-- Task prompt --
Every entry must be repeated exactly. Exclude all pictures.

·····

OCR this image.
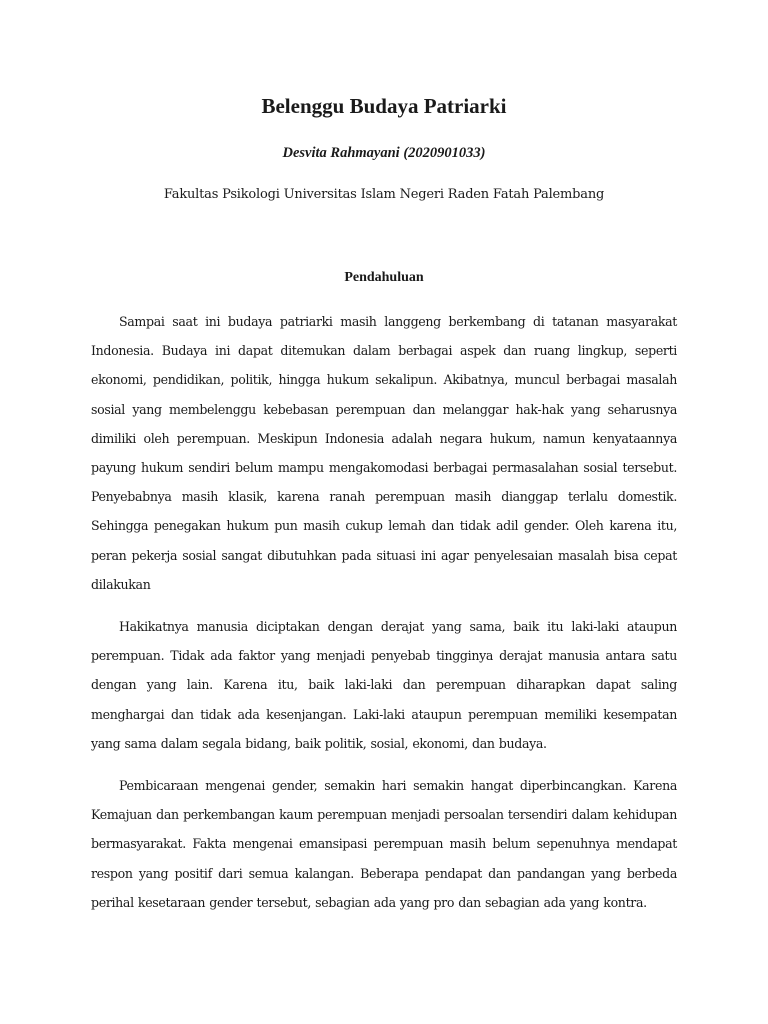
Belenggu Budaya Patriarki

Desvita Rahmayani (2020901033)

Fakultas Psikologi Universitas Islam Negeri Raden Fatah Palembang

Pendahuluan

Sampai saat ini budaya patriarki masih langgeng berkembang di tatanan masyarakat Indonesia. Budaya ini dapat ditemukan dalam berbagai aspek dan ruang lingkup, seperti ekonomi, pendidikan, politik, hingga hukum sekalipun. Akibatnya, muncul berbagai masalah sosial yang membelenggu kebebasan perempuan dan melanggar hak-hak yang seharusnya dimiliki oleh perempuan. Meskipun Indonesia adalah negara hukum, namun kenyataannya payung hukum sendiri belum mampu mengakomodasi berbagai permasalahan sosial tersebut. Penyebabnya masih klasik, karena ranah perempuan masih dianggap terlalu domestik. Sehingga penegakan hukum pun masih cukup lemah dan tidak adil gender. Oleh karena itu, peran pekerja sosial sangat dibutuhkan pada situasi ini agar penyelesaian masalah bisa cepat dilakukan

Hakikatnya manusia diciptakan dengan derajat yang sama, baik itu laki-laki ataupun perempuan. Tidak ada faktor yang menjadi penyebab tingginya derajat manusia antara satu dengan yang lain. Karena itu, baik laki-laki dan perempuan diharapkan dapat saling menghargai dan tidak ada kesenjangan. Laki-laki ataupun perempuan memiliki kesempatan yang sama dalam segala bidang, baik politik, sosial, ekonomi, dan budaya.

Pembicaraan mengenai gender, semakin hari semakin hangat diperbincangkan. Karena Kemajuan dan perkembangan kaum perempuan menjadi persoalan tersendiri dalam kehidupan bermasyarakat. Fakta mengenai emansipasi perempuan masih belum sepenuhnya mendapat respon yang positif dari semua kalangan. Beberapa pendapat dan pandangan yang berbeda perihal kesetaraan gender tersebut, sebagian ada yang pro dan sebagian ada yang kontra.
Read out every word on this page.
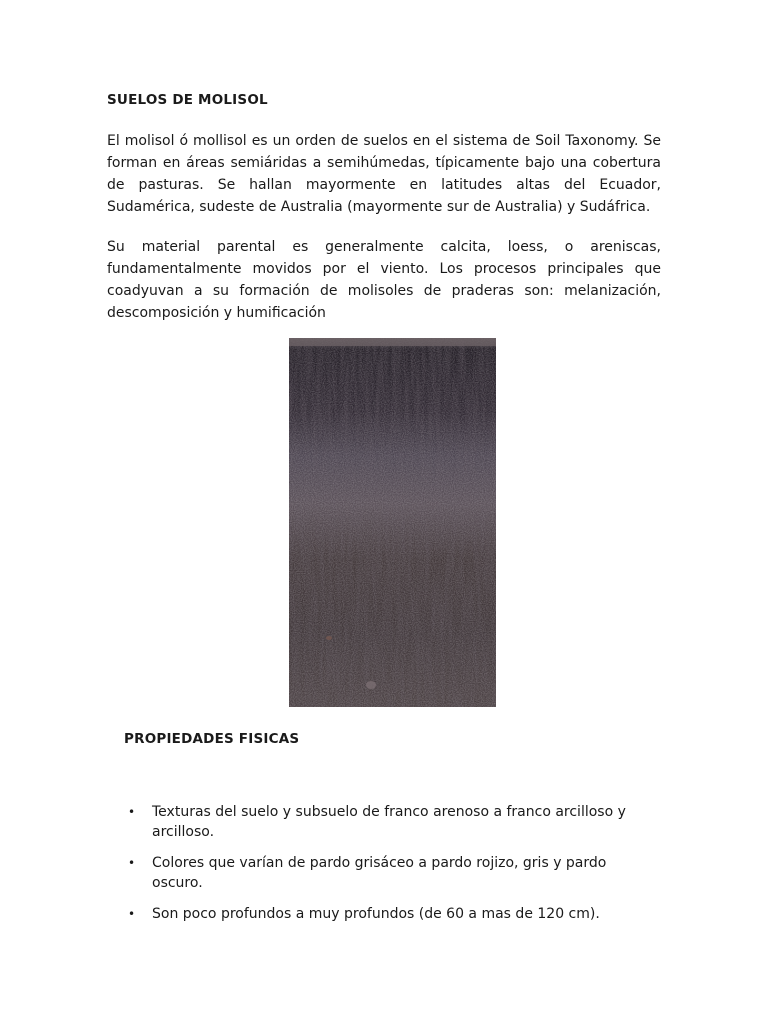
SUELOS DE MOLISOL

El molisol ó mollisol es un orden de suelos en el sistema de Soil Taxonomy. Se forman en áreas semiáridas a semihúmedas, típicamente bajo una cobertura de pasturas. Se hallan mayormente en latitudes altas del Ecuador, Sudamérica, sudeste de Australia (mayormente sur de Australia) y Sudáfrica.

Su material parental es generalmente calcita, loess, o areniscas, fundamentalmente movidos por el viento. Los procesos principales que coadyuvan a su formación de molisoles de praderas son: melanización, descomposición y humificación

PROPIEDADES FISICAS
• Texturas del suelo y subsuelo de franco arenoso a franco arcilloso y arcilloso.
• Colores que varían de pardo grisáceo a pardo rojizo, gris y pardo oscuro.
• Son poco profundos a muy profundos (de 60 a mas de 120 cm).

·····

-- Exercise result --
OCR this image.
Belenggu Budaya Patriarki

Desvita Rahmayani (2020901033)

Fakultas Psikologi Universitas Islam Negeri Raden Fatah Palembang

Pendahuluan

Sampai saat ini budaya patriarki masih langgeng berkembang di tatanan masyarakat Indonesia. Budaya ini dapat ditemukan dalam berbagai aspek dan ruang lingkup, seperti ekonomi, pendidikan, politik, hingga hukum sekalipun. Akibatnya, muncul berbagai masalah sosial yang membelenggu kebebasan perempuan dan melanggar hak-hak yang seharusnya dimiliki oleh perempuan. Meskipun Indonesia adalah negara hukum, namun kenyataannya payung hukum sendiri belum mampu mengakomodasi berbagai permasalahan sosial tersebut. Penyebabnya masih klasik, karena ranah perempuan masih dianggap terlalu domestik. Sehingga penegakan hukum pun masih cukup lemah dan tidak adil gender. Oleh karena itu, peran pekerja sosial sangat dibutuhkan pada situasi ini agar penyelesaian masalah bisa cepat dilakukan

Hakikatnya manusia diciptakan dengan derajat yang sama, baik itu laki-laki ataupun perempuan. Tidak ada faktor yang menjadi penyebab tingginya derajat manusia antara satu dengan yang lain. Karena itu, baik laki-laki dan perempuan diharapkan dapat saling menghargai dan tidak ada kesenjangan. Laki-laki ataupun perempuan memiliki kesempatan yang sama dalam segala bidang, baik politik, sosial, ekonomi, dan budaya.

Pembicaraan mengenai gender, semakin hari semakin hangat diperbincangkan. Karena Kemajuan dan perkembangan kaum perempuan menjadi persoalan tersendiri dalam kehidupan bermasyarakat. Fakta mengenai emansipasi perempuan masih belum sepenuhnya mendapat respon yang positif dari semua kalangan. Beberapa pendapat dan pandangan yang berbeda perihal kesetaraan gender tersebut, sebagian ada yang pro dan sebagian ada yang kontra.
Read out every word on this page.
SUELOS DE MOLISOL

El molisol ó mollisol es un orden de suelos en el sistema de Soil Taxonomy. Se forman en áreas semiáridas a semihúmedas, típicamente bajo una cobertura de pasturas. Se hallan mayormente en latitudes altas del Ecuador, Sudamérica, sudeste de Australia (mayormente sur de Australia) y Sudáfrica.

Su material parental es generalmente calcita, loess, o areniscas, fundamentalmente movidos por el viento. Los procesos principales que coadyuvan a su formación de molisoles de praderas son: melanización, descomposición y humificación

PROPIEDADES FISICAS
• Texturas del suelo y subsuelo de franco arenoso a franco arcilloso y arcilloso.
• Colores que varían de pardo grisáceo a pardo rojizo, gris y pardo oscuro.
• Son poco profundos a muy profundos (de 60 a mas de 120 cm).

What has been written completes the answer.